■ Directions
1: State whether each statement agrees with the thread on resizing the shared_buffers mapping, answering yes or no and quoting the exact words of the thread that decide it: (a) Robert Haas usually calls the structure in question the buffer mapping table; (b) the remap approach is meant to keep addresses unchanged; (c) at present, if something else is already mapped where the mapping should expand, no error is raised.
2: Write the next part of the thread on resizing the shared_buffers mapping, continuing after its final sentence.

■ Text to read
Yeah, we -- or at least I -- usually call that the buffer mapping
table. There are identifiers like BufMappingPartitionLock, for
example. I'm slightly surprised that the ShmemInitHash() call uses
something else as the identifier, but I guess that's how it is.

--
Robert Haas
EDB: http://www.enterprisedb.com

> On Wed, Nov 27, 2024 at 10:20:27AM GMT, Robert Haas wrote:
> > >
> > > code, but I'm not sure exactly which points are safe. If we have no
> > > code anywhere that assumes the address of an unpinned buffer can't
> > > change before we pin it, then I guess the check for pins is the only
> > > thing we need, but I don't know that to be the case.
> >
> > Probably I'm missing something here. What scenario do you have in mind,
> > when the address of a buffer is changing?
>
> I was assuming that if you expand the mapping for shared_buffers, you
> can't count on the new mapping being at the same address as the old
> mapping. If you can, that makes things simpler, but what if the OS has
> mapped something else just afterward, in the address space that you're
> hoping to use when you expand the mapping?

Yes, that's the whole point of the exercise with remap -- to keep
addresses unchanged, making buffer management simpler and allowing
resize mappings quicker. The trade off is that we would need to take
care of shared mapping placing.

My understanding is that clashing of mappings (either at creation time
or when resizing) could happen only withing the process address space,
and the assumption is that by the time we prepare the mapping layout all
the rest of mappings for the process are already done. But I agree, it's
an interesting question -- I'm going to investigate if those assumptions
could be wrong under certain conditions. Currently if something else is
mapped at the same address where we want to expand the mapping, we will
get an error and can decide how to proceed (e.g. if it happens at
creation time, proceed with a single mapping, otherwise ignore mapping
resize).

On Wed, Nov 27, 2024 at 3:48 PM Dmitry Dolgov <9erthalion6@gmail.com> wrote:
> My understanding is that clashing of mappings (either at creation time
> or when resizing) could happen only withing the process address space,
> and the assumption is that by the time we prepare the mapping layout all
> the rest of mappings for the process are already done.

I don't think that's correct at all. First, the user could type LOAD
'whatever' at any time. But second, even if they don't or you prohibit
them from doing so, the process could allocate memory for any of a
million different things, and that could require mapping a new region
of memory, and the OS could choose to place that just after an
existing mapping, or at least close enough that we can't expand the
object size as much as desired.

If we had an upper bound on the size of shared_buffers and could
reserve that amount of address space at startup time but only actually
map a portion of it, then we could later remap and expand into the
reserved space. Without that, I think there's absolutely no guarantee
that the amount of address space that we need is available when we
want to extend a mapping.

■ Provided information
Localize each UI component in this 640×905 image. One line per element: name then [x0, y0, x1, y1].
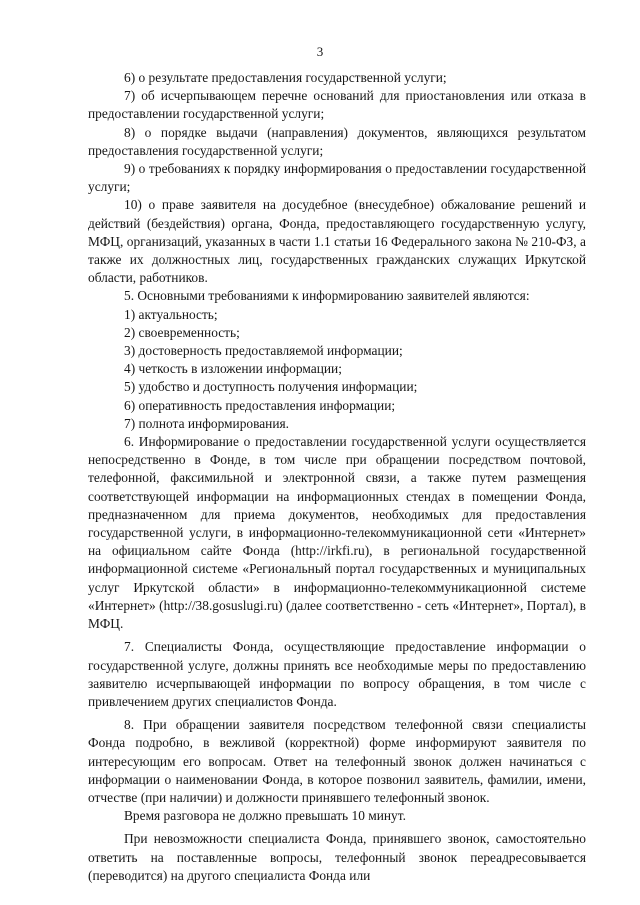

==

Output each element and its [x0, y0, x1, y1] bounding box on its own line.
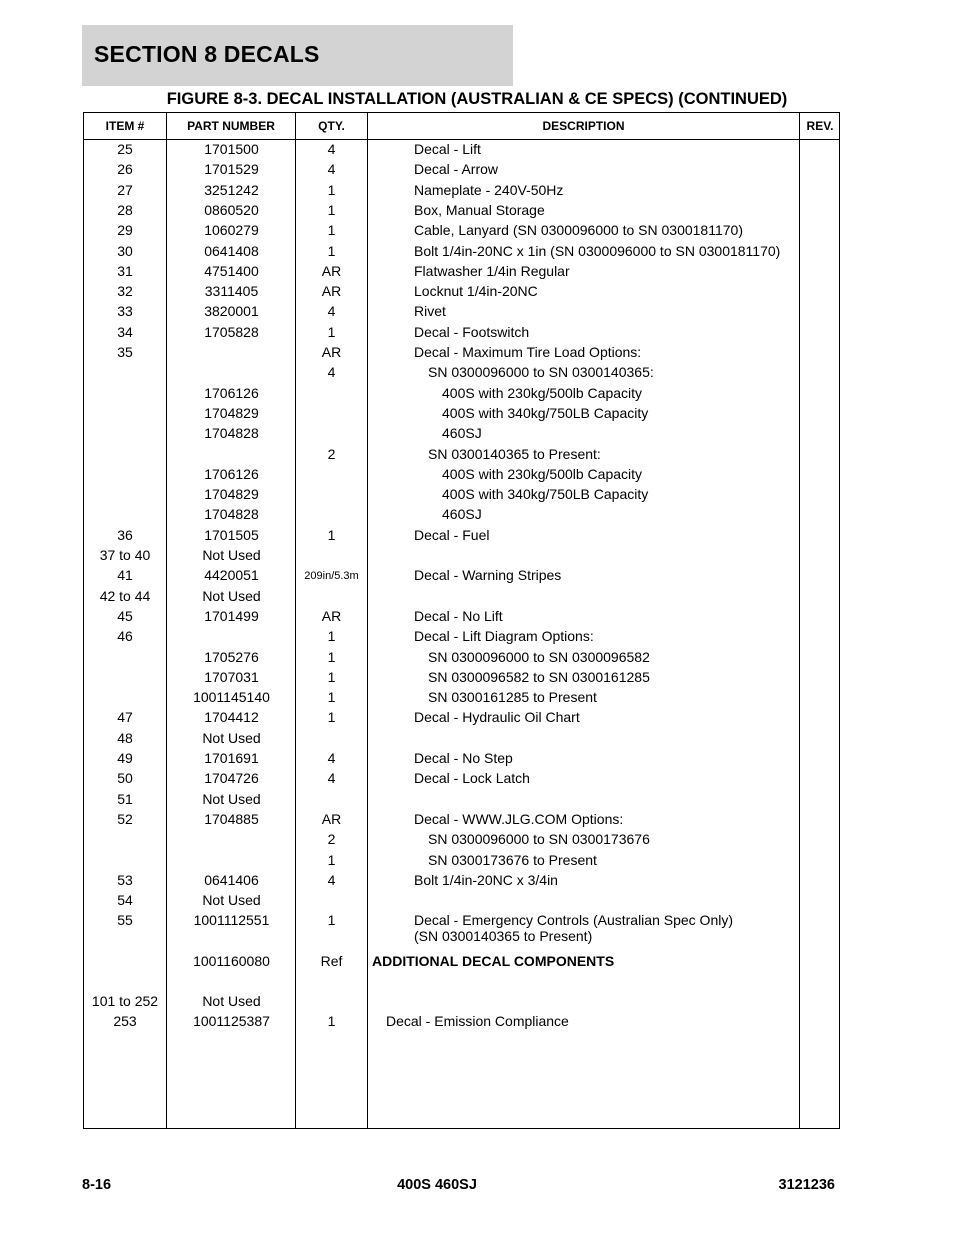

■ Final answers
1:
(a) Yes: "we -- or at least I -- usually call that the buffer mapping table"
(b) Yes: "that's the whole point of the exercise with remap -- to keep addresses unchanged"
(c) No: "we will get an error and can decide how to proceed"

2:
--
Robert Haas
EDB: http://www.enterprisedb.com

On Wed, 27 Nov 2024 at 22:06, Robert Haas <robertmhaas@gmail.com> wrote:
> If we had an upper bound on the size of shared_buffers

I think a fairly reliable upper bound is the amount of physical memory
on the system at time of postmaster start. We could make it a GUC to
set the upper bound for the rare cases where people do stuff like
adding swap space later or doing online VM growth. We could even have
the default be something like 4x the physical memory to accommodate
those people by default.

> reserve that amount of address space at startup time but only actually
> map a portion of it

Or is this the difficult part?

Hi,

On 2024-11-27 16:05:47 -0500, Robert Haas wrote:
> On Wed, Nov 27, 2024 at 3:48 PM Dmitry Dolgov <9erthalion6@gmail.com> wrote:
> > My understanding is that clashing of mappings (either at creation time
> > or when resizing) could happen only withing the process address space,
> > and the assumption is that by the time we prepare the mapping layout all
> > the rest of mappings for the process are already done.
> 
> I don't think that's correct at all. First, the user could type LOAD
> 'whatever' at any time. But second, even if they don't or you prohibit
> them from doing so, the process could allocate memory for any of a
> million different things, and that could require mapping a new region
> of memory, and the OS could choose to place that just after an
> existing mapping, or at least close enough that we can't expand the
> object size as much as desired.
> 
> If we had an upper bound on the size of shared_buffers and could
> reserve that amount of address space at startup time but only actually
> map a portion of it, then we could later remap and expand into the
> reserved space. Without that, I think there's absolutely no guarantee
> that the amount of address space that we need is available when we
> want to extend a mapping.

Strictly speaking we don't actually need to map shared buffers to the same
location in each process... We do need that for most other uses of shared
memory, including the buffer mapping table, but not for the buffer data
itself.

Whether it's worth the complexity of dealing with differing locations is
another matter.

Greetings,

Andres Freund

On Wed, Nov 27, 2024 at 4:28 PM Jelte Fennema-Nio <postgres@jeltef.nl> wrote:
> On Wed, 27 Nov 2024 at 22:06, Robert Haas <robertmhaas@gmail.com> wrote:
> > If we had an upper bound on the size of shared_buffers
>
> I think a fairly reliable upper bound is the amount of physical memory
> on the system at time of postmaster start. We could make it a GUC to
> set the upper bound for the rare cases where people do stuff like
> adding swap space later or doing online VM growth. We could even have
> the default be something like 4x the physical memory to accommodate
> those people by default.

Yes, Peter mentioned similar ideas on this thread last week.

> > reserve that amount of address space at startup time but only actually
> > map a portion of it
>
> Or is this the difficult part?

I'm not sure how difficult this is, although I'm pretty sure that it's
more difficult than adding a GUC. My point wasn't so much whether this
is easy or hard but rather that it's essential if you want to avoid
having addresses change when the resizing happens.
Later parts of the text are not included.